+++ DATASET CONTENT

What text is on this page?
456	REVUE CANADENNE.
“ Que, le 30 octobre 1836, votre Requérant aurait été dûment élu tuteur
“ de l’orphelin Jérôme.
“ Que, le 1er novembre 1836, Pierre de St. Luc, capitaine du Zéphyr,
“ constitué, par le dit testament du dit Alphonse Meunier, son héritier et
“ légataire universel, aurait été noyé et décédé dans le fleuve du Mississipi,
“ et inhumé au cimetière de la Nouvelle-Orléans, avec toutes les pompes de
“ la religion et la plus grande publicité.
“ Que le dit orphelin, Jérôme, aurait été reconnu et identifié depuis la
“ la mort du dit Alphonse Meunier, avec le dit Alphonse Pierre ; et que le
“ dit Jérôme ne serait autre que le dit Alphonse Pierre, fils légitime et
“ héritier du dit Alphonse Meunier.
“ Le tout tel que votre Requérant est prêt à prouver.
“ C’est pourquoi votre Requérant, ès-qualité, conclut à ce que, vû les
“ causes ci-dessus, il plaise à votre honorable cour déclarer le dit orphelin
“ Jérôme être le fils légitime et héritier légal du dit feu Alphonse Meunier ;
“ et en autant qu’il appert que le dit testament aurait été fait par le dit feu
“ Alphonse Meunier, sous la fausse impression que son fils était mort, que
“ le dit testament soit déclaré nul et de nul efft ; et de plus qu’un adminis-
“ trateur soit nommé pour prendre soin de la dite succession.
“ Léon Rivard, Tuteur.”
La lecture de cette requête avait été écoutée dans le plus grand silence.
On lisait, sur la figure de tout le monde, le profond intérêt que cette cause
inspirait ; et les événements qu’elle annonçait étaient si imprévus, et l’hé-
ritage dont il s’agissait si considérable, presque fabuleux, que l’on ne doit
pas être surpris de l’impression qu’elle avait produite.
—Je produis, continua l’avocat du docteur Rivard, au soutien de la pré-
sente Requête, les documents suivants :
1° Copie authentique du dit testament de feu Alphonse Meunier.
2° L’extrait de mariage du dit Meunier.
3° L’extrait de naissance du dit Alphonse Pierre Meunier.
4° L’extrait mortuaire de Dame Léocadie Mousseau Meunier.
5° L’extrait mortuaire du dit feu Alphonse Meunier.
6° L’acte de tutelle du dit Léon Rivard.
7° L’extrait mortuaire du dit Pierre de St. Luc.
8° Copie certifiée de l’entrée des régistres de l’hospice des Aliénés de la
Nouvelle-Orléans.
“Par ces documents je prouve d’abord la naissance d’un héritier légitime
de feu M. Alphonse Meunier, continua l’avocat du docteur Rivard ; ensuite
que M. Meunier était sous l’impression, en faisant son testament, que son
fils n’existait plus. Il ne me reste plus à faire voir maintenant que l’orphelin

++++++

EXERCISE
Your task is to retype all of the records exactly.

TASK SOLUTION
What text is on this page?
456	REVUE CANADENNE.
“ Que, le 30 octobre 1836, votre Requérant aurait été dûment élu tuteur
“ de l’orphelin Jérôme.
“ Que, le 1er novembre 1836, Pierre de St. Luc, capitaine du Zéphyr,
“ constitué, par le dit testament du dit Alphonse Meunier, son héritier et
“ légataire universel, aurait été noyé et décédé dans le fleuve du Mississipi,
“ et inhumé au cimetière de la Nouvelle-Orléans, avec toutes les pompes de
“ la religion et la plus grande publicité.
“ Que le dit orphelin, Jérôme, aurait été reconnu et identifié depuis la
“ la mort du dit Alphonse Meunier, avec le dit Alphonse Pierre ; et que le
“ dit Jérôme ne serait autre que le dit Alphonse Pierre, fils légitime et
“ héritier du dit Alphonse Meunier.
“ Le tout tel que votre Requérant est prêt à prouver.
“ C’est pourquoi votre Requérant, ès-qualité, conclut à ce que, vû les
“ causes ci-dessus, il plaise à votre honorable cour déclarer le dit orphelin
“ Jérôme être le fils légitime et héritier légal du dit feu Alphonse Meunier ;
“ et en autant qu’il appert que le dit testament aurait été fait par le dit feu
“ Alphonse Meunier, sous la fausse impression que son fils était mort, que
“ le dit testament soit déclaré nul et de nul efft ; et de plus qu’un adminis-
“ trateur soit nommé pour prendre soin de la dite succession.
“ Léon Rivard, Tuteur.”
La lecture de cette requête avait été écoutée dans le plus grand silence.
On lisait, sur la figure de tout le monde, le profond intérêt que cette cause
inspirait ; et les événements qu’elle annonçait étaient si imprévus, et l’hé-
ritage dont il s’agissait si considérable, presque fabuleux, que l’on ne doit
pas être surpris de l’impression qu’elle avait produite.
—Je produis, continua l’avocat du docteur Rivard, au soutien de la pré-
sente Requête, les documents suivants :
1° Copie authentique du dit testament de feu Alphonse Meunier.
2° L’extrait de mariage du dit Meunier.
3° L’extrait de naissance du dit Alphonse Pierre Meunier.
4° L’extrait mortuaire de Dame Léocadie Mousseau Meunier.
5° L’extrait mortuaire du dit feu Alphonse Meunier.
6° L’acte de tutelle du dit Léon Rivard.
7° L’extrait mortuaire du dit Pierre de St. Luc.
8° Copie certifiée de l’entrée des régistres de l’hospice des Aliénés de la
Nouvelle-Orléans.
“Par ces documents je prouve d’abord la naissance d’un héritier légitime
de feu M. Alphonse Meunier, continua l’avocat du docteur Rivard ; ensuite
que M. Meunier était sous l’impression, en faisant son testament, que son
fils n’existait plus. Il ne me reste plus à faire voir maintenant que l’orphelin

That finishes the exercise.